What the task asks:
How many lines in this data contain the string "испытаниях"? Reply with the number only.
* begin *
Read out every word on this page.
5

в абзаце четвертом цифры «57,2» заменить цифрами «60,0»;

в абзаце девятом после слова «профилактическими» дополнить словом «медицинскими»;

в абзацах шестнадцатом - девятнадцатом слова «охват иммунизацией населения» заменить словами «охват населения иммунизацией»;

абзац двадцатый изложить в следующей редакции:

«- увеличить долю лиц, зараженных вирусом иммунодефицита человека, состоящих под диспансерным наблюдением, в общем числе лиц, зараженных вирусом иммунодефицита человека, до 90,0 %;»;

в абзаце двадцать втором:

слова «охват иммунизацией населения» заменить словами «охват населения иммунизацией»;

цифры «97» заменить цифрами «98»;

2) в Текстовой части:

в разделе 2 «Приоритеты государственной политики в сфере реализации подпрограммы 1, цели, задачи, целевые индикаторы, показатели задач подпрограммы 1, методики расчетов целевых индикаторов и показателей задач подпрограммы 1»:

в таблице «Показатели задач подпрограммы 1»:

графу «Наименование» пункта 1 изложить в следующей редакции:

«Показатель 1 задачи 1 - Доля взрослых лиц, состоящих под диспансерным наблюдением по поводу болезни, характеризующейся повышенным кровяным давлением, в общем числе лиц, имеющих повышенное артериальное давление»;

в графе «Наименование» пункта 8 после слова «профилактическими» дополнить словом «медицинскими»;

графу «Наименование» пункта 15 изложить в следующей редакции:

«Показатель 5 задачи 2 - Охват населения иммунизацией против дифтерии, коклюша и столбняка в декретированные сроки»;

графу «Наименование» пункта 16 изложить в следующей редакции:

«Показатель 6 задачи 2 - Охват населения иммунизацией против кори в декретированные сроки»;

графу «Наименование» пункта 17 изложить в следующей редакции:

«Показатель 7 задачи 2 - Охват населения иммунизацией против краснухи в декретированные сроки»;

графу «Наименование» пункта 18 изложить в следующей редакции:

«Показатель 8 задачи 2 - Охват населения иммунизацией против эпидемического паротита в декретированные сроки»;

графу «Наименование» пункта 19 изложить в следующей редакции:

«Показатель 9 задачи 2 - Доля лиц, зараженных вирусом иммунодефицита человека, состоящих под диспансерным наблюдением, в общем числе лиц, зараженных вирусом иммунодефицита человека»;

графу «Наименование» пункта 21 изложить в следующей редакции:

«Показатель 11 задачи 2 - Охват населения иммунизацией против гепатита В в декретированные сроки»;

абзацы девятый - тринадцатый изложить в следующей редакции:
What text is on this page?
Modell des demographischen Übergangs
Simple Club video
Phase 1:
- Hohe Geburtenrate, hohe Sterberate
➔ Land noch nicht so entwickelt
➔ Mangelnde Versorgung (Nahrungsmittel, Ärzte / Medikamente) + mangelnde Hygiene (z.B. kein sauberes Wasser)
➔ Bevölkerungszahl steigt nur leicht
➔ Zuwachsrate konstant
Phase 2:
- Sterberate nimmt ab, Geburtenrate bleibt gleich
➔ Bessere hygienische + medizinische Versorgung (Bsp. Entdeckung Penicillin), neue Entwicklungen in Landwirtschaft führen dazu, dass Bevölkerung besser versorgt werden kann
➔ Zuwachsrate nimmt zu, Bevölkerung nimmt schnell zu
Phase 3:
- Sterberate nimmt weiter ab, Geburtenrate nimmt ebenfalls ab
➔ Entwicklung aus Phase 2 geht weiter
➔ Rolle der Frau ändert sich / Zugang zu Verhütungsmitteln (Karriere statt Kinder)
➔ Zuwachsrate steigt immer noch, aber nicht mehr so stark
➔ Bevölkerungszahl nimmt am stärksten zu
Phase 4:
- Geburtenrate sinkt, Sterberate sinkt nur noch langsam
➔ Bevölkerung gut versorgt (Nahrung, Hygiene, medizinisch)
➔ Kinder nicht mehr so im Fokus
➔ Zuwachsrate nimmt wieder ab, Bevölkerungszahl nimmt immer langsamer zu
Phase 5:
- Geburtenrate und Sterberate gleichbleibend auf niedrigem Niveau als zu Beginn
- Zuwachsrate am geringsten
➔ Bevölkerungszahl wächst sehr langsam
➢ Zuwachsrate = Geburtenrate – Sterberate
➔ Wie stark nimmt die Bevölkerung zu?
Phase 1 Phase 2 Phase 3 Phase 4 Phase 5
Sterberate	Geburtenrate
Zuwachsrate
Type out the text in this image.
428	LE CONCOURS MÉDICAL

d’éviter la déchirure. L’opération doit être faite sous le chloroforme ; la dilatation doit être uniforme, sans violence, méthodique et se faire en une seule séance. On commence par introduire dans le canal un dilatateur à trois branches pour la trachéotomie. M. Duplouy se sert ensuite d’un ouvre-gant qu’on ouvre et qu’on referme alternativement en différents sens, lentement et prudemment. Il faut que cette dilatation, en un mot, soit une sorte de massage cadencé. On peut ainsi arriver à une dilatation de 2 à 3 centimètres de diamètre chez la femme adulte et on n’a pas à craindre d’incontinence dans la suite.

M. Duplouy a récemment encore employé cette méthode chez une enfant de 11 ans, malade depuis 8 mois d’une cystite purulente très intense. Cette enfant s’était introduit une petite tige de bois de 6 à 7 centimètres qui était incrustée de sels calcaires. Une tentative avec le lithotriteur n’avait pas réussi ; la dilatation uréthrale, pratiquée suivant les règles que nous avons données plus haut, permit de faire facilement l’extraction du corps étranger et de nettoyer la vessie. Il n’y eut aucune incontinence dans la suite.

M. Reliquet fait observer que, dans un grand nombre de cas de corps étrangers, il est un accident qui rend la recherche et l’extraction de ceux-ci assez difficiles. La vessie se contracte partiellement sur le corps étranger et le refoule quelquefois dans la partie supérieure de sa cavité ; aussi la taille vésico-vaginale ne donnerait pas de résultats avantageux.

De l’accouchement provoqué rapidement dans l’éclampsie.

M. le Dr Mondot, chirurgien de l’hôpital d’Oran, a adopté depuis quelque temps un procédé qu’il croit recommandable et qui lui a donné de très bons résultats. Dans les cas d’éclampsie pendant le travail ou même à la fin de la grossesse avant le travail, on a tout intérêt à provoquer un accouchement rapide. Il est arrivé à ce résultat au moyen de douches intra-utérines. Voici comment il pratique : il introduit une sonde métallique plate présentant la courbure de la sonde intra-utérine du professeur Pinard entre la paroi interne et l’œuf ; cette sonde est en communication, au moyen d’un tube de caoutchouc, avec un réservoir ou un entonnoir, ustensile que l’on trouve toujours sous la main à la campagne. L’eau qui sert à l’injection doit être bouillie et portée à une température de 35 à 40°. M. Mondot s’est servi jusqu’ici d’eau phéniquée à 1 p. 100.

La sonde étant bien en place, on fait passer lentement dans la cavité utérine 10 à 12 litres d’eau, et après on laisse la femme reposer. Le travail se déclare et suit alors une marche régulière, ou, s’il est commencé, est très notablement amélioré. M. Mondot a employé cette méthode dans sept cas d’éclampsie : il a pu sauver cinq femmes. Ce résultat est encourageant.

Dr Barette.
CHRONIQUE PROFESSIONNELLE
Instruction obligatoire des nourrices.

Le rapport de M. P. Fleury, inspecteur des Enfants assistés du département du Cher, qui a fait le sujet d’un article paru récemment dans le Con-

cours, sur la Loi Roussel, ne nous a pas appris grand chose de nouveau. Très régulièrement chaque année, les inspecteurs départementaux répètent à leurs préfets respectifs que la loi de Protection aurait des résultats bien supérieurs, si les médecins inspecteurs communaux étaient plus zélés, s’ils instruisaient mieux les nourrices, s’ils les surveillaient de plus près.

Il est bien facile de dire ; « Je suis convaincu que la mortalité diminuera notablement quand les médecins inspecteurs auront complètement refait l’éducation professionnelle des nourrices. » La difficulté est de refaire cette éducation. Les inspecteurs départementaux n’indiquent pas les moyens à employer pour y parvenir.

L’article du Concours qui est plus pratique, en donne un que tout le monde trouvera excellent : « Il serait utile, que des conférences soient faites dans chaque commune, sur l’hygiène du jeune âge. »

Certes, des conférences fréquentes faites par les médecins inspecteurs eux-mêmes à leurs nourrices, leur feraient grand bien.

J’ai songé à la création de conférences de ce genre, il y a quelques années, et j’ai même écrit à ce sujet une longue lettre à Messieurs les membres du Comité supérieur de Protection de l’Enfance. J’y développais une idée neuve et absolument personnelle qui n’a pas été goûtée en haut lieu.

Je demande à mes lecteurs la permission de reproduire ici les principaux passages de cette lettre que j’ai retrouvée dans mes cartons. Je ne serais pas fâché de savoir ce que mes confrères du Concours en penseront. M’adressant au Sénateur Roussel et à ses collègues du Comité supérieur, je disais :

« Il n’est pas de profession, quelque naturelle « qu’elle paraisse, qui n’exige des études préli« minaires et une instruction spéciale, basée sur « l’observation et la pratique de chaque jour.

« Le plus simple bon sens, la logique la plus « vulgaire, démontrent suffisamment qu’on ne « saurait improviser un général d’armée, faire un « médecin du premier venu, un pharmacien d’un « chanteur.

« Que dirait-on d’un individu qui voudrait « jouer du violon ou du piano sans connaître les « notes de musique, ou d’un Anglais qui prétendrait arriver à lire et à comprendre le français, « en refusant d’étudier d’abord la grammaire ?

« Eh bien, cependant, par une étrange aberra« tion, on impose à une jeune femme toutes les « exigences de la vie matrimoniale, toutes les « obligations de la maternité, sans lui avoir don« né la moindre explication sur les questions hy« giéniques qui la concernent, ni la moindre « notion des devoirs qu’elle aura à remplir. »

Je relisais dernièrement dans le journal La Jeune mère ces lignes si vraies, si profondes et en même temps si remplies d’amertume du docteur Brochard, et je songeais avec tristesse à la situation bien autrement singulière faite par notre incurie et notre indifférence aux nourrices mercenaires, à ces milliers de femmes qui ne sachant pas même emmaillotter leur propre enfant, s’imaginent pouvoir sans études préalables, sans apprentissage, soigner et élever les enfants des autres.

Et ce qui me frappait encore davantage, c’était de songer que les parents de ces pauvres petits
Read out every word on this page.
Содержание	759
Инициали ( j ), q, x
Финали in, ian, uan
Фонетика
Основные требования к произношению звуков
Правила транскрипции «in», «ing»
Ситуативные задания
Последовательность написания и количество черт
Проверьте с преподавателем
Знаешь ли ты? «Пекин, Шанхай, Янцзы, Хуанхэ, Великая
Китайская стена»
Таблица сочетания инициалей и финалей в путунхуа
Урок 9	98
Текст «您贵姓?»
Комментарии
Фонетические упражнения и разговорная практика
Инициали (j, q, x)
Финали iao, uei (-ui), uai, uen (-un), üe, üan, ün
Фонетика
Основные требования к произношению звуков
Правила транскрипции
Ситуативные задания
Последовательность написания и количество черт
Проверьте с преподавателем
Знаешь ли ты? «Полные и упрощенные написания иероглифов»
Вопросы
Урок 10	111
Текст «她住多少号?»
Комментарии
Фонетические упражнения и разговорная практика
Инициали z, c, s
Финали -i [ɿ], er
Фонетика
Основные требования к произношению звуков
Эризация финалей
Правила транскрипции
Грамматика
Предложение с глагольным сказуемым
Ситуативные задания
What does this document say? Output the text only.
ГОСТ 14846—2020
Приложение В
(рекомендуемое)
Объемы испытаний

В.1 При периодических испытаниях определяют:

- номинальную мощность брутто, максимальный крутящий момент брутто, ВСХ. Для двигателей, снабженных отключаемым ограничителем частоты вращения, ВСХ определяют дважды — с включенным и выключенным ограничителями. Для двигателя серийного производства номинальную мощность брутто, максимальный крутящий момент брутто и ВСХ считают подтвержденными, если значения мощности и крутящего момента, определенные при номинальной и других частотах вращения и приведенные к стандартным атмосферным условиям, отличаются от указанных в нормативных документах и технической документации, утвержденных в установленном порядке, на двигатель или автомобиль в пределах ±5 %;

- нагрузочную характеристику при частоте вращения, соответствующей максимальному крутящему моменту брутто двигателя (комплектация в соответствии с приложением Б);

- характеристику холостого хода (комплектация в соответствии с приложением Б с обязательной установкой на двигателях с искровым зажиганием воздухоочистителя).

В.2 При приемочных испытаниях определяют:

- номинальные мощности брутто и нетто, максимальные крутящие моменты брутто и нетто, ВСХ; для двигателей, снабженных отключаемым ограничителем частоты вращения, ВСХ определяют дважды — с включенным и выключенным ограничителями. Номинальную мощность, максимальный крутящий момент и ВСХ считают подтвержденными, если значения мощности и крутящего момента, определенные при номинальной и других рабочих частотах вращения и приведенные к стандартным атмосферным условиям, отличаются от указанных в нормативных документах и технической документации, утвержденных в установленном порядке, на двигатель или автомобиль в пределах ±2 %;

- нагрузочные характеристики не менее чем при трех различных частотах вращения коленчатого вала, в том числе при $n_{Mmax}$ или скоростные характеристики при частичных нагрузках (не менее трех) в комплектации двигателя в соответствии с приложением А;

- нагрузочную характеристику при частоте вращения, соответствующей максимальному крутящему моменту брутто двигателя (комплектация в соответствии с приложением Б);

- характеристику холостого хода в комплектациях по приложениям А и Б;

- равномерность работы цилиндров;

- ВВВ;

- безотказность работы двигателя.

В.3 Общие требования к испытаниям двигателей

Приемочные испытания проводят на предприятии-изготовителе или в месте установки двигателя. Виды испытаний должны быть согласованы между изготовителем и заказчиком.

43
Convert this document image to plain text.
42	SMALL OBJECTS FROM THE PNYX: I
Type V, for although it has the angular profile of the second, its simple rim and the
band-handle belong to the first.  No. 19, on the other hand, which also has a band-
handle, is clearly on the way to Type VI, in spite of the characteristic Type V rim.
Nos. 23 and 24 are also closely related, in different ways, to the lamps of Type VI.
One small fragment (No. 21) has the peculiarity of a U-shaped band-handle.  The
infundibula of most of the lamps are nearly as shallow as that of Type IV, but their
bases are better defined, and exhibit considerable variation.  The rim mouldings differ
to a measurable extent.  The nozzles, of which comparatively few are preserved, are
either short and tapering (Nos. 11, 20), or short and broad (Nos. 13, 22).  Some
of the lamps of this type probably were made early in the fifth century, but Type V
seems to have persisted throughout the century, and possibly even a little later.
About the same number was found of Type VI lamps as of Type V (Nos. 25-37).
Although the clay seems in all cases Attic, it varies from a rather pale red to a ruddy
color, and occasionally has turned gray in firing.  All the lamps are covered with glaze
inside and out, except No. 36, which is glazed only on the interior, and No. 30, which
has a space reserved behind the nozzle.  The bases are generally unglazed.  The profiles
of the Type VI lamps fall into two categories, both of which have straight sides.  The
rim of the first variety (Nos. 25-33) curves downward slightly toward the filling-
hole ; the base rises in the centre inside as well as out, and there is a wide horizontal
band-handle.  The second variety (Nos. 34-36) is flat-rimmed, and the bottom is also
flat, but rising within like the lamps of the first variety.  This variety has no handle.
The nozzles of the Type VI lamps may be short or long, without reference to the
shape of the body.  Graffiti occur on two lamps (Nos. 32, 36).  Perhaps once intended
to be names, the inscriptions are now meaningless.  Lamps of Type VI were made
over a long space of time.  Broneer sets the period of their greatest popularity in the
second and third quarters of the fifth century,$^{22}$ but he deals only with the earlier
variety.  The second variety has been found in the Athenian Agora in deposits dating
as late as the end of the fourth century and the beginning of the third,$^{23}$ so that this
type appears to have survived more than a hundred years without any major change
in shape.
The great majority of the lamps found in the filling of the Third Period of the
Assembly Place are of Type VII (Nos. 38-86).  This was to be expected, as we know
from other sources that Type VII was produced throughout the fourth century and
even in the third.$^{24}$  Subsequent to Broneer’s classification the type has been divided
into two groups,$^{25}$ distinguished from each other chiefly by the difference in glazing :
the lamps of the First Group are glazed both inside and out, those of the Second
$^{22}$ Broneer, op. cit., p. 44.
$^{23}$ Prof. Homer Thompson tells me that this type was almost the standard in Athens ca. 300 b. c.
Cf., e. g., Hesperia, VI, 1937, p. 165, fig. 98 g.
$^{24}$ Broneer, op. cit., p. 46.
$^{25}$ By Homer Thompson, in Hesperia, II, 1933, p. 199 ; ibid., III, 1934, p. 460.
* end *
Complete answer:
2